Data excerpts:
§ §

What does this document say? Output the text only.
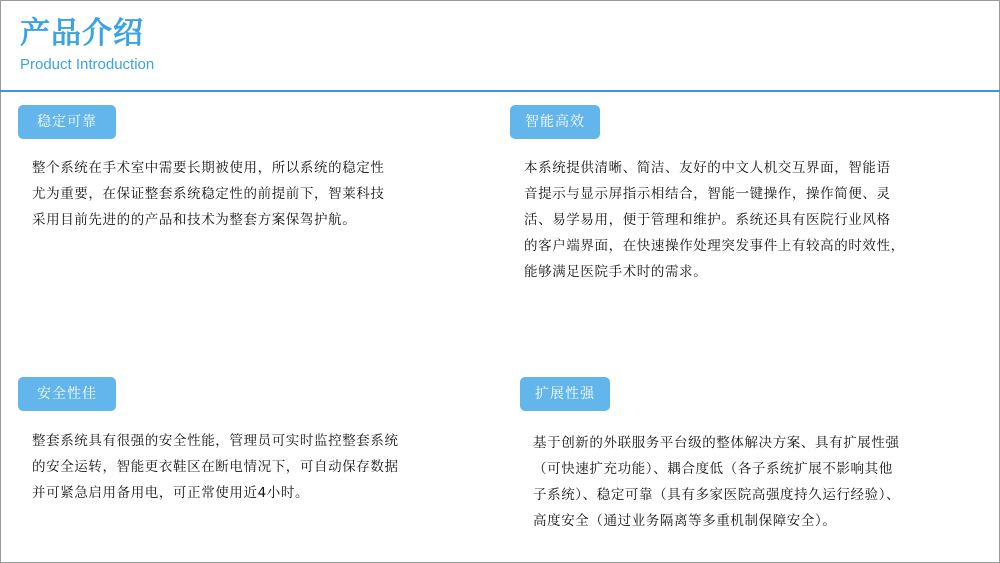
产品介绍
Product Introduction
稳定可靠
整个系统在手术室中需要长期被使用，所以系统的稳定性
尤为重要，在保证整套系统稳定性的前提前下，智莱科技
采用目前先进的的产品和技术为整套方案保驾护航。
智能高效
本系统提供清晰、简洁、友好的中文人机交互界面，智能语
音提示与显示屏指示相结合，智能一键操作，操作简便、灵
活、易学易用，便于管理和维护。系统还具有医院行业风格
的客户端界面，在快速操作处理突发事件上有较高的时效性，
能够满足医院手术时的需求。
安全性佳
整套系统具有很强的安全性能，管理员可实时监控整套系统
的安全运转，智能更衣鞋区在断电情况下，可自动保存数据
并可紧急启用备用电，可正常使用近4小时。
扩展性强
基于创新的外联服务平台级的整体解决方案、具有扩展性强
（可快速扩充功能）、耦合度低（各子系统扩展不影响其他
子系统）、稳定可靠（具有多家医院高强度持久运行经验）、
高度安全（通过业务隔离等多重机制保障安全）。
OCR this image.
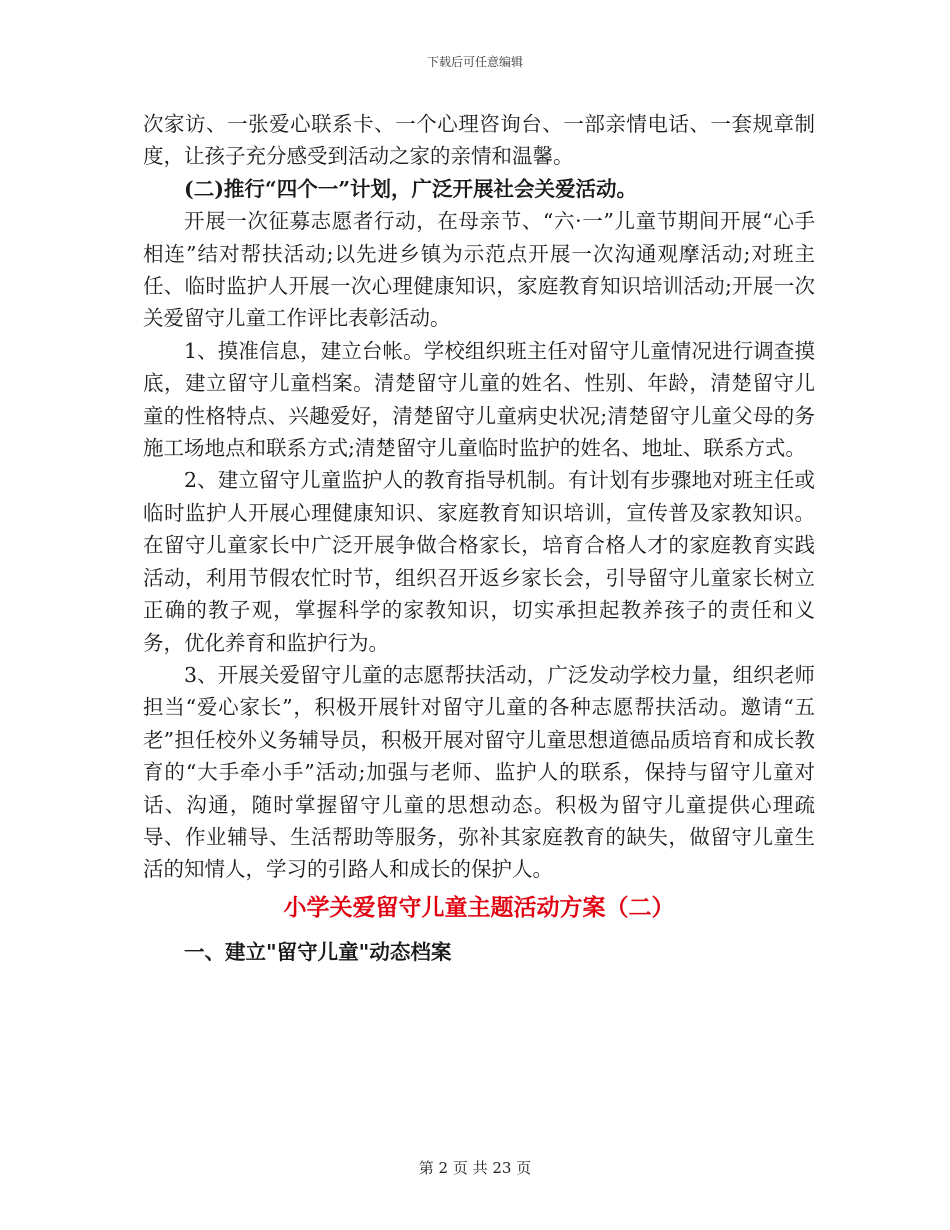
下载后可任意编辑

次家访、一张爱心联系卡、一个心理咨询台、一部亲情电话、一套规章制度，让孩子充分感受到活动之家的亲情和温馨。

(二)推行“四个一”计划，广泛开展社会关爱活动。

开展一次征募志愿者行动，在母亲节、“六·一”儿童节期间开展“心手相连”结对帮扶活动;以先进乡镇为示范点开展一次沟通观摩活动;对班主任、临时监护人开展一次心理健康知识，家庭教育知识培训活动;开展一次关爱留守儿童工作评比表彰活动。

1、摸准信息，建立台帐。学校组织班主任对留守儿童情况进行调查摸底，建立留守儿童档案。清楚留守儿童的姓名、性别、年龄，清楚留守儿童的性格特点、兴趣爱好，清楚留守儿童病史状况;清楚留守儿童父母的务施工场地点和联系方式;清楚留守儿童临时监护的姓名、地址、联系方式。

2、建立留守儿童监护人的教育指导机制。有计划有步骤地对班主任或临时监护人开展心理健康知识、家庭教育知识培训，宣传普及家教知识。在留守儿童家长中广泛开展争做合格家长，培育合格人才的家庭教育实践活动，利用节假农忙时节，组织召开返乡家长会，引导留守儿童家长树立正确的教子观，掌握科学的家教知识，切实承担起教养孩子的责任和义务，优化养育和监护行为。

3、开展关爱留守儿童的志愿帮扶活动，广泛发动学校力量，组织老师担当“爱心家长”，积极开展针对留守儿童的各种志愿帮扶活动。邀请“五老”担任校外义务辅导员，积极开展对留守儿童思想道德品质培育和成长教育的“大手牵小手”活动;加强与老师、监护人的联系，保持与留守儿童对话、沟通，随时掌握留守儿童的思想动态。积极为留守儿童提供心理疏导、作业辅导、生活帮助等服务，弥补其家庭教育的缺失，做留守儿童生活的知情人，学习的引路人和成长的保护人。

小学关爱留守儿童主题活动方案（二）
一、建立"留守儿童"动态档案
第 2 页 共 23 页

§ §

§ **Exercise details**: Beginning with the line with "OCR this image.", repeat the entries above exactly, up to and including the last line, leaving out pictures.

§ **Correct answer**:
OCR this image.
下载后可任意编辑

次家访、一张爱心联系卡、一个心理咨询台、一部亲情电话、一套规章制度，让孩子充分感受到活动之家的亲情和温馨。

(二)推行“四个一”计划，广泛开展社会关爱活动。

开展一次征募志愿者行动，在母亲节、“六·一”儿童节期间开展“心手相连”结对帮扶活动;以先进乡镇为示范点开展一次沟通观摩活动;对班主任、临时监护人开展一次心理健康知识，家庭教育知识培训活动;开展一次关爱留守儿童工作评比表彰活动。

1、摸准信息，建立台帐。学校组织班主任对留守儿童情况进行调查摸底，建立留守儿童档案。清楚留守儿童的姓名、性别、年龄，清楚留守儿童的性格特点、兴趣爱好，清楚留守儿童病史状况;清楚留守儿童父母的务施工场地点和联系方式;清楚留守儿童临时监护的姓名、地址、联系方式。

2、建立留守儿童监护人的教育指导机制。有计划有步骤地对班主任或临时监护人开展心理健康知识、家庭教育知识培训，宣传普及家教知识。在留守儿童家长中广泛开展争做合格家长，培育合格人才的家庭教育实践活动，利用节假农忙时节，组织召开返乡家长会，引导留守儿童家长树立正确的教子观，掌握科学的家教知识，切实承担起教养孩子的责任和义务，优化养育和监护行为。

3、开展关爱留守儿童的志愿帮扶活动，广泛发动学校力量，组织老师担当“爱心家长”，积极开展针对留守儿童的各种志愿帮扶活动。邀请“五老”担任校外义务辅导员，积极开展对留守儿童思想道德品质培育和成长教育的“大手牵小手”活动;加强与老师、监护人的联系，保持与留守儿童对话、沟通，随时掌握留守儿童的思想动态。积极为留守儿童提供心理疏导、作业辅导、生活帮助等服务，弥补其家庭教育的缺失，做留守儿童生活的知情人，学习的引路人和成长的保护人。

小学关爱留守儿童主题活动方案（二）
一、建立"留守儿童"动态档案
第 2 页 共 23 页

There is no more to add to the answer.